Prosigue el texto sobre el ensayo de Brodsky a partir de su última frase.

── Extracto del documento

Una lectura a menudo invoca otra lectura y, a mí -cosas del misterio-, ésta me invocó un ensayo de Josef Brodsky titulado Menos que uno en el que el poeta ruso decía entre otras muchas cosas:
"Puestos a hablar de fracasos, querer rememorar el pasado es como tratar de entender el significado de la existencia. Ambas cosas le hacen sentir a uno como el niño que quiere agarrar una pelota de baloncesto y se le escapa una y otra vez de las manos.
Recuerdo poco de mi vida y lo que recuerdo tiene escasa importancia."
"Por lo que se refiere al principio de mi existencia, debo confiar en mi partida de nacimiento, que declara que nací el 24 de mayo de 1940, en Leningrado, Rusia, por más que aborrezco ese nombre dado a la ciudad que hace mucho tiempo el pueblo llano apodaba simplemente «Peter», de Petersburgo, o Petrogrado.
Todo eso tenía muy poco que ver con Lenin, al que supongo empecé a despreciar cuando yo cursaba el primer grado, no tanto por su filosofía o su práctica política, acerca de las cuales a la edad de siete años sabía bien poco, sino por sus omnipresentes imágenes, que infestaban casi todos los libros de texto, todas las paredes de las aulas, los sellos de correos, los billetes y tantas otras cosas, reproduciendo a ese hombre en diferentes edades y estadios de su vida. Había el Lenin niño, querubín de dorados rizos; había el Lenin con veintitantos y treinta y tantos años, calvo y hermético, con aquella expresión vacía en su rostro, ... Había después un Lenin más viejo, más calvo, con su barba en forma de cuña, su traje oscuro de tres piezas..."
"Recuerdo esas cosas no porque piense que son las claves del subconsciente ni tampoco, desde luego, por nostalgia de mi infancia, las recuerdo porque nunca lo he hecho antes, porque quiero que algunas permanezcan..., por lo menos en el papel. Y también porque mirar hacia atrás es más remunerador que lo contrario. Mañana es mucho menos atractivo que ayer. Por alguna razón, el pasado no irradia la inmensa monotonía del futuro. Debido a su profusión, el futuro es propaganda. Lo mismo que la hierba."

────
── Listado de datos

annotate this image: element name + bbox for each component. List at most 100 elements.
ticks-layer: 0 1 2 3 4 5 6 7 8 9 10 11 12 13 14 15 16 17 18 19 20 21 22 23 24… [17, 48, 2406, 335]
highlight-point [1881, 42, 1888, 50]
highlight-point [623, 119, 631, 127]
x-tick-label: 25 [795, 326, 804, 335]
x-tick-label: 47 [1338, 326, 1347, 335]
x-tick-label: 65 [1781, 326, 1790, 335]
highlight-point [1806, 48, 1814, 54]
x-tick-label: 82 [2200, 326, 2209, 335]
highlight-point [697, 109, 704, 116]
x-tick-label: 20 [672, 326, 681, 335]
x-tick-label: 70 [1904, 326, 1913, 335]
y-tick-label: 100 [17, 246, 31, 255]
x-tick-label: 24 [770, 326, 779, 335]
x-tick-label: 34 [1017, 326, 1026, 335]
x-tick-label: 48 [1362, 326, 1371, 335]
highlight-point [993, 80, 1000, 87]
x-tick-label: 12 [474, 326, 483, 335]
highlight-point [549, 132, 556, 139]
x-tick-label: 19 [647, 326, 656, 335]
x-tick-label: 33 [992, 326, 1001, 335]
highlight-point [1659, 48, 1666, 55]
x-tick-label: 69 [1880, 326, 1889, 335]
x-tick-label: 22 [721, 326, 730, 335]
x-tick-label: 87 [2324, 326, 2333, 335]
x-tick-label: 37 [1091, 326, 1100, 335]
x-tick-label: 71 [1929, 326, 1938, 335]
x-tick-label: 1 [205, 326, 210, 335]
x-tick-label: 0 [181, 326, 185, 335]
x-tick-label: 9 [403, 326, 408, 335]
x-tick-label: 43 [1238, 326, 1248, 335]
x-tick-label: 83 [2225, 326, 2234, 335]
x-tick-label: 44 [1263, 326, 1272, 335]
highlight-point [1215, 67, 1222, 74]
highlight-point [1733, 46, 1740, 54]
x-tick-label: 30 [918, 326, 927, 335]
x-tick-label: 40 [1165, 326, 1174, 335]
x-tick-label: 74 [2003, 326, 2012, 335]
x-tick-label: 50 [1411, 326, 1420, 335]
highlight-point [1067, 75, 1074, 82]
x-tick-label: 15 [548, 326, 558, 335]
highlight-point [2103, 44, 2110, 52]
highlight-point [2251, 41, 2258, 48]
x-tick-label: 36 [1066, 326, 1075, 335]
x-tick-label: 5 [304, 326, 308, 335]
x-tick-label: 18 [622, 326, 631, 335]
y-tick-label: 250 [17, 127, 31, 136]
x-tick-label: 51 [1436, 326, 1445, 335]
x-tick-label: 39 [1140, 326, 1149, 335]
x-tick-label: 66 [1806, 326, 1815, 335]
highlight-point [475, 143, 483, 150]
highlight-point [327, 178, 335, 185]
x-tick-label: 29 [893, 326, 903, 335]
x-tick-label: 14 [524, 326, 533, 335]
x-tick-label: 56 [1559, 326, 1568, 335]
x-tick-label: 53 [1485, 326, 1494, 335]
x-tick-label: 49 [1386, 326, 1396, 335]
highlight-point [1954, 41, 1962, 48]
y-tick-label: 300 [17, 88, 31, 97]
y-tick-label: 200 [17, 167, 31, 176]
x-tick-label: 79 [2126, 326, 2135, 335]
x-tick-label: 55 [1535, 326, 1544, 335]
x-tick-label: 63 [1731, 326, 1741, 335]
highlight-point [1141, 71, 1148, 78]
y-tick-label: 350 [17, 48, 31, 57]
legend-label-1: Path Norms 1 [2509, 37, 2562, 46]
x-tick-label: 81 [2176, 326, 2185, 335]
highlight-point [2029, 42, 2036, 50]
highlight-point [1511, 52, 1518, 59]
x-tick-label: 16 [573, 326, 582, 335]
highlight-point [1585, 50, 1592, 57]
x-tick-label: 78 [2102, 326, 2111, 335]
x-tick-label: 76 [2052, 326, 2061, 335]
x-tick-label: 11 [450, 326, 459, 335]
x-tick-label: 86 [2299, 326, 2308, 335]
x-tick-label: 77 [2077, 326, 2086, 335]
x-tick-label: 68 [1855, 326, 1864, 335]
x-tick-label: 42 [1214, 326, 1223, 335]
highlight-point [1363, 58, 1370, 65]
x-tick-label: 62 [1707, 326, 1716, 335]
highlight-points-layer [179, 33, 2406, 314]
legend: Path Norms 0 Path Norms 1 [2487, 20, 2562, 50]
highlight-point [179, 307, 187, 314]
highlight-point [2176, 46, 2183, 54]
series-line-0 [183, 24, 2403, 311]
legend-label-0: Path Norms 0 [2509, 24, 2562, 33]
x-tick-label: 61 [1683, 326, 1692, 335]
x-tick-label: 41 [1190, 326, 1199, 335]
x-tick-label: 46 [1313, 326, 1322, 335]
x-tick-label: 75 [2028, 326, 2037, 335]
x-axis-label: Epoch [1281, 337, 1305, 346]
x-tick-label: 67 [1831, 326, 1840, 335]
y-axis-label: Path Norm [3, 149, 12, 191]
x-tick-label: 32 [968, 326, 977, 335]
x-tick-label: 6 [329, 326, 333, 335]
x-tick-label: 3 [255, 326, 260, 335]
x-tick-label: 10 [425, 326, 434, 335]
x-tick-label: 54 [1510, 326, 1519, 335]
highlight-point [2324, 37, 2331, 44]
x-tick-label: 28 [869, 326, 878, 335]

────

### [Resultado del ejercicio]
Llegados a este punto, y aunque sólo sea por finalizar completando el collage con la preanunciada trinidad, aquí podría citarse un fragmento del "viejo" Lenin -a Lenin le llamaban el viejo ya en su juventud- "En vida... les sometían a constantes persecuciones, acogían sus ideas con la rabia más salvaje, con el odio más furioso y las campañas más desenfrenadas de mentiras y calumnias. Después de su muerte se intenta convertirlos en iconos inofensivos, canonizarlos...". El niño es posterior al viejo. El querubín de largos rizos, como la infancia, es melancolía que late en la cera de la vela que ilumina los descoloridos pigmentos del icono.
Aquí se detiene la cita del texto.